Short problem:
Extract the entries in their exact form.

======== Data records

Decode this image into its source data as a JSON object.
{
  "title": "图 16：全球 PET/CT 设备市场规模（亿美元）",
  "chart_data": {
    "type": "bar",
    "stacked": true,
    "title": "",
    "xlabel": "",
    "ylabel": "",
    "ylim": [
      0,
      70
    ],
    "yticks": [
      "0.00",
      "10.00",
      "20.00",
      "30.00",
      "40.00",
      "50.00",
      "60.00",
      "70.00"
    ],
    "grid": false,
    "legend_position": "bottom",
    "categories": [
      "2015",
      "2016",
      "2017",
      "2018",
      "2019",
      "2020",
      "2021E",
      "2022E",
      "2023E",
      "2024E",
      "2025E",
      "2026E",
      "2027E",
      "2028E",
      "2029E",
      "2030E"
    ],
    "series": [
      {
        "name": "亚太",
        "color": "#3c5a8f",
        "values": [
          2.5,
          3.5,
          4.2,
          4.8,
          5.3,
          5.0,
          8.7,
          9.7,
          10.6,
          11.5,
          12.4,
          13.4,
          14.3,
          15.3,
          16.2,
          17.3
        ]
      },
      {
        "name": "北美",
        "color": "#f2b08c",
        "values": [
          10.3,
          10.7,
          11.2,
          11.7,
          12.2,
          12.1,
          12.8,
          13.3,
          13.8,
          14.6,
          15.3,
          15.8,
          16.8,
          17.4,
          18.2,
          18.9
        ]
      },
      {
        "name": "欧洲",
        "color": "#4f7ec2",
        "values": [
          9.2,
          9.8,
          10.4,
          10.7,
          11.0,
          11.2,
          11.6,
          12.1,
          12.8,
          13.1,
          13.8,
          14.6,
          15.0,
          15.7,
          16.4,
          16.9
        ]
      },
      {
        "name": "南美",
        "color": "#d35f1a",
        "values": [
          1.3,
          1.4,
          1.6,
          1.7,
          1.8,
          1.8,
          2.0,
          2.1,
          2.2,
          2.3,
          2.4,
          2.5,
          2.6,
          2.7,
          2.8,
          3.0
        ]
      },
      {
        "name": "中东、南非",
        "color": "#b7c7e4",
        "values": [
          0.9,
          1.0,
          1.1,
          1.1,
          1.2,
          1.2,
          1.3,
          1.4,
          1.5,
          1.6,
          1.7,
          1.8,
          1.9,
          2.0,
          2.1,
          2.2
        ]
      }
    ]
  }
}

================

The output:
Decode this image into its source data as a JSON object.
{
  "title": "图 16：全球 PET/CT 设备市场规模（亿美元）",
  "chart_data": {
    "type": "bar",
    "stacked": true,
    "title": "",
    "xlabel": "",
    "ylabel": "",
    "ylim": [
      0,
      70
    ],
    "yticks": [
      "0.00",
      "10.00",
      "20.00",
      "30.00",
      "40.00",
      "50.00",
      "60.00",
      "70.00"
    ],
    "grid": false,
    "legend_position": "bottom",
    "categories": [
      "2015",
      "2016",
      "2017",
      "2018",
      "2019",
      "2020",
      "2021E",
      "2022E",
      "2023E",
      "2024E",
      "2025E",
      "2026E",
      "2027E",
      "2028E",
      "2029E",
      "2030E"
    ],
    "series": [
      {
        "name": "亚太",
        "color": "#3c5a8f",
        "values": [
          2.5,
          3.5,
          4.2,
          4.8,
          5.3,
          5.0,
          8.7,
          9.7,
          10.6,
          11.5,
          12.4,
          13.4,
          14.3,
          15.3,
          16.2,
          17.3
        ]
      },
      {
        "name": "北美",
        "color": "#f2b08c",
        "values": [
          10.3,
          10.7,
          11.2,
          11.7,
          12.2,
          12.1,
          12.8,
          13.3,
          13.8,
          14.6,
          15.3,
          15.8,
          16.8,
          17.4,
          18.2,
          18.9
        ]
      },
      {
        "name": "欧洲",
        "color": "#4f7ec2",
        "values": [
          9.2,
          9.8,
          10.4,
          10.7,
          11.0,
          11.2,
          11.6,
          12.1,
          12.8,
          13.1,
          13.8,
          14.6,
          15.0,
          15.7,
          16.4,
          16.9
        ]
      },
      {
        "name": "南美",
        "color": "#d35f1a",
        "values": [
          1.3,
          1.4,
          1.6,
          1.7,
          1.8,
          1.8,
          2.0,
          2.1,
          2.2,
          2.3,
          2.4,
          2.5,
          2.6,
          2.7,
          2.8,
          3.0
        ]
      },
      {
        "name": "中东、南非",
        "color": "#b7c7e4",
        "values": [
          0.9,
          1.0,
          1.1,
          1.1,
          1.2,
          1.2,
          1.3,
          1.4,
          1.5,
          1.6,
          1.7,
          1.8,
          1.9,
          2.0,
          2.1,
          2.2
        ]
      }
    ]
  }
}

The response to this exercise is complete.